| Record set |
⟨

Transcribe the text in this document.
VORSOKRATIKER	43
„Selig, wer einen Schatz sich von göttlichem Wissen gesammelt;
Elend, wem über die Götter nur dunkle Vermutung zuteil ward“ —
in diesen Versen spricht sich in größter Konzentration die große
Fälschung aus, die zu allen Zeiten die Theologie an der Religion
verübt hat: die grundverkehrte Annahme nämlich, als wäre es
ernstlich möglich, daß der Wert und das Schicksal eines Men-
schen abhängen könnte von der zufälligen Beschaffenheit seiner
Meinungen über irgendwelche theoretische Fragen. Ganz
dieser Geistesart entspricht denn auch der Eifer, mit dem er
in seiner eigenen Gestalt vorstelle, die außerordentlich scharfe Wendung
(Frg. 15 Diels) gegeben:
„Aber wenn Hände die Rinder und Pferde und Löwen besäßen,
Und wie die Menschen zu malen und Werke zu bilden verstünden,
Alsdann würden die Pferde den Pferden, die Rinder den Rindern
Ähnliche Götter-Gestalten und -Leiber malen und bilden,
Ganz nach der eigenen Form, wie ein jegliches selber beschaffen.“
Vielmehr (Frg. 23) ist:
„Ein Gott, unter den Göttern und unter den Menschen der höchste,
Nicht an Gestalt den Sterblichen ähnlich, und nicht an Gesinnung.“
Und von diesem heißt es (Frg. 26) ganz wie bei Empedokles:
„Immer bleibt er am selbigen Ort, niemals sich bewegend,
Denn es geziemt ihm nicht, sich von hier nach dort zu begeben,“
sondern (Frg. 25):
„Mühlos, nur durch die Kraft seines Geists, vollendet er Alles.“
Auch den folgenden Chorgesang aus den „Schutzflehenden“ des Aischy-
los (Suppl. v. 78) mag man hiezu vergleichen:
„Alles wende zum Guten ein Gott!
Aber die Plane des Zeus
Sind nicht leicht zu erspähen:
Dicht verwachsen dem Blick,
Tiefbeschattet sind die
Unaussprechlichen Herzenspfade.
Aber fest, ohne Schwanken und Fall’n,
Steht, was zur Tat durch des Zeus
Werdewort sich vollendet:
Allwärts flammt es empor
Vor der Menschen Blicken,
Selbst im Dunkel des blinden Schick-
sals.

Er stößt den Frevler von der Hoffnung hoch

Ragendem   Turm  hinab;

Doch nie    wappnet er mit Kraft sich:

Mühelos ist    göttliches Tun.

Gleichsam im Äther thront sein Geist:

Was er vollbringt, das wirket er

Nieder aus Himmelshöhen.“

⟩

Pull out each line holding the string "nach".

Ganz nach der eigenen Form, wie ein jegliches selber beschaffen.“
Denn es geziemt ihm nicht, sich von hier nach dort zu begeben,“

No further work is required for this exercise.